Task description> Write out the material exactly, with the pictures left out.

Input>
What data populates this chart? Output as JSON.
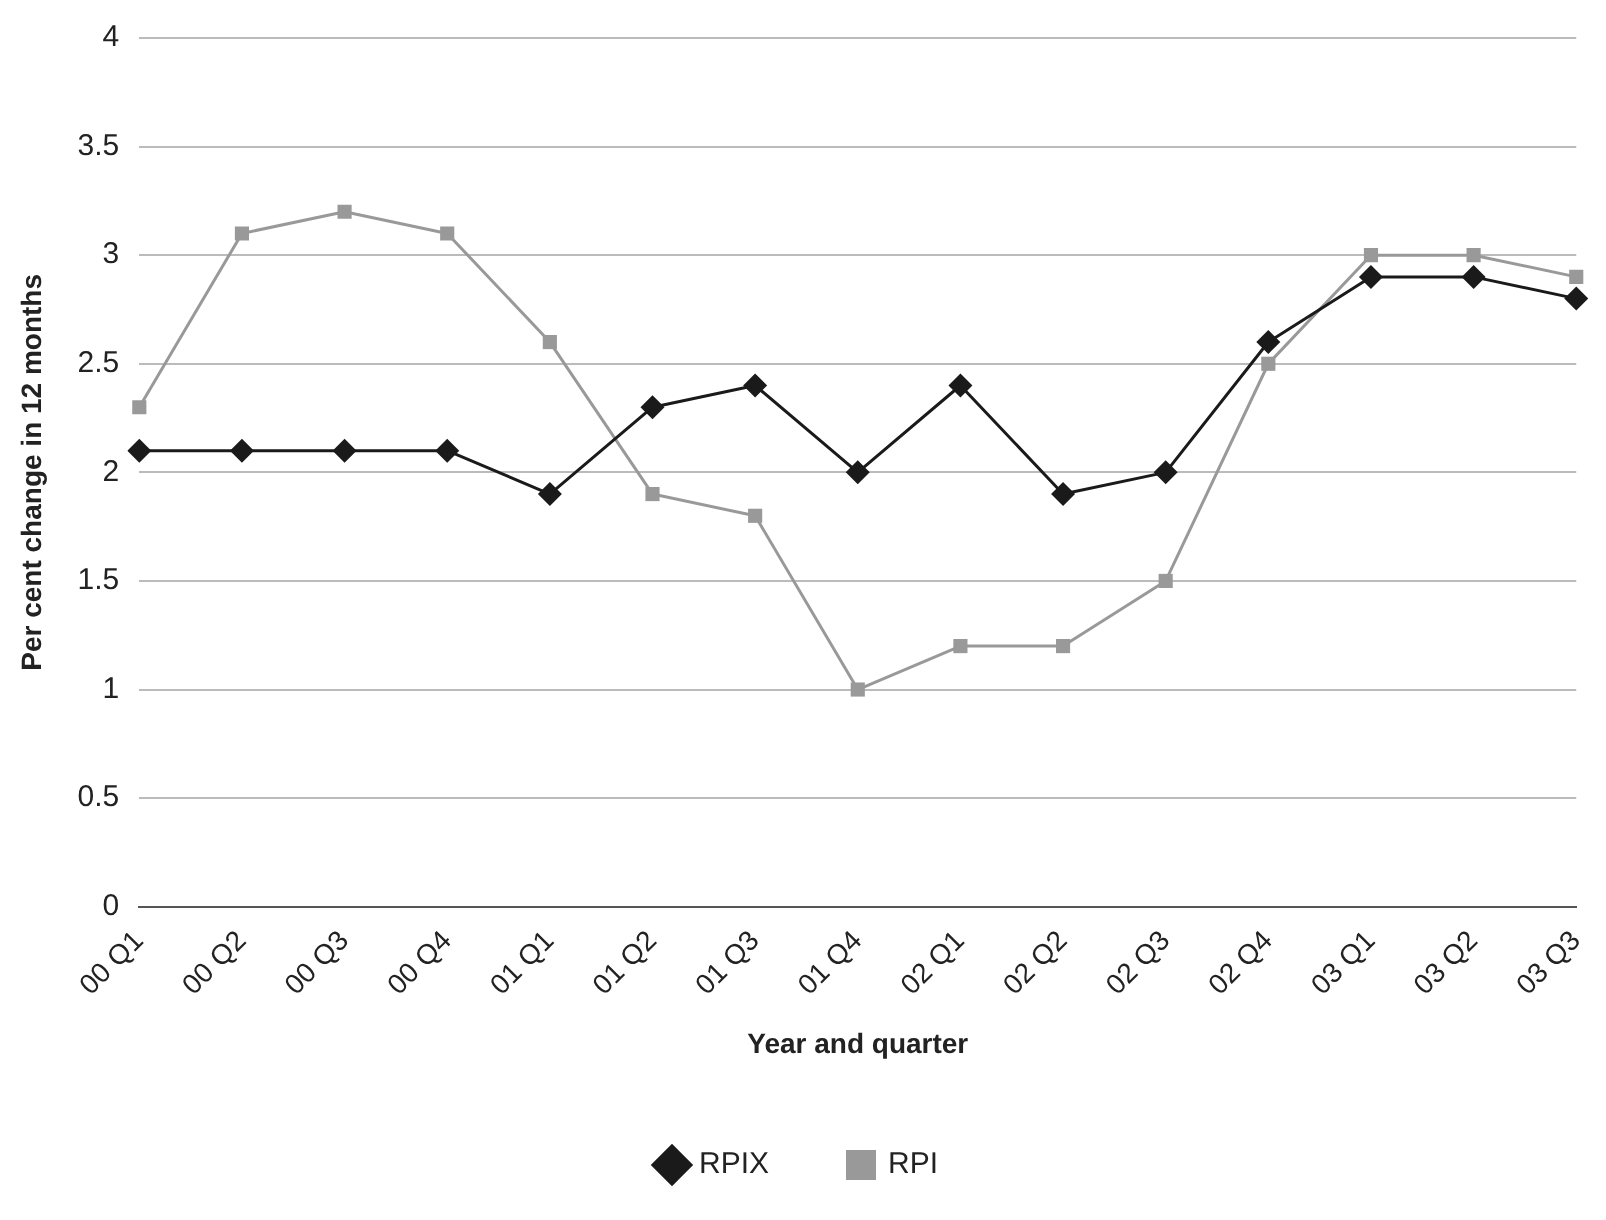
{
  "chart_data": {
    "type": "line",
    "xlabel": "Year and quarter",
    "ylabel": "Per cent change in 12 months",
    "categories": [
      "00 Q1",
      "00 Q2",
      "00 Q3",
      "00 Q4",
      "01 Q1",
      "01 Q2",
      "01 Q3",
      "01 Q4",
      "02 Q1",
      "02 Q2",
      "02 Q3",
      "02 Q4",
      "03 Q1",
      "03 Q2",
      "03 Q3"
    ],
    "series": [
      {
        "name": "RPIX",
        "color": "#1a1a1a",
        "marker": "diamond",
        "values": [
          2.1,
          2.1,
          2.1,
          2.1,
          1.9,
          2.3,
          2.4,
          2.0,
          2.4,
          1.9,
          2.0,
          2.6,
          2.9,
          2.9,
          2.8
        ]
      },
      {
        "name": "RPI",
        "color": "#999999",
        "marker": "square",
        "values": [
          2.3,
          3.1,
          3.2,
          3.1,
          2.6,
          1.9,
          1.8,
          1.0,
          1.2,
          1.2,
          1.5,
          2.5,
          3.0,
          3.0,
          2.9
        ]
      }
    ],
    "ylim": [
      0,
      4
    ],
    "yticks": [
      0,
      0.5,
      1,
      1.5,
      2,
      2.5,
      3,
      3.5,
      4
    ],
    "grid": "y",
    "legend": "bottom",
    "line_style": "solid"
  }
}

Task output>
What data populates this chart? Output as JSON.
{
  "chart_data": {
    "type": "line",
    "xlabel": "Year and quarter",
    "ylabel": "Per cent change in 12 months",
    "categories": [
      "00 Q1",
      "00 Q2",
      "00 Q3",
      "00 Q4",
      "01 Q1",
      "01 Q2",
      "01 Q3",
      "01 Q4",
      "02 Q1",
      "02 Q2",
      "02 Q3",
      "02 Q4",
      "03 Q1",
      "03 Q2",
      "03 Q3"
    ],
    "series": [
      {
        "name": "RPIX",
        "color": "#1a1a1a",
        "marker": "diamond",
        "values": [
          2.1,
          2.1,
          2.1,
          2.1,
          1.9,
          2.3,
          2.4,
          2.0,
          2.4,
          1.9,
          2.0,
          2.6,
          2.9,
          2.9,
          2.8
        ]
      },
      {
        "name": "RPI",
        "color": "#999999",
        "marker": "square",
        "values": [
          2.3,
          3.1,
          3.2,
          3.1,
          2.6,
          1.9,
          1.8,
          1.0,
          1.2,
          1.2,
          1.5,
          2.5,
          3.0,
          3.0,
          2.9
        ]
      }
    ],
    "ylim": [
      0,
      4
    ],
    "yticks": [
      0,
      0.5,
      1,
      1.5,
      2,
      2.5,
      3,
      3.5,
      4
    ],
    "grid": "y",
    "legend": "bottom",
    "line_style": "solid"
  }
}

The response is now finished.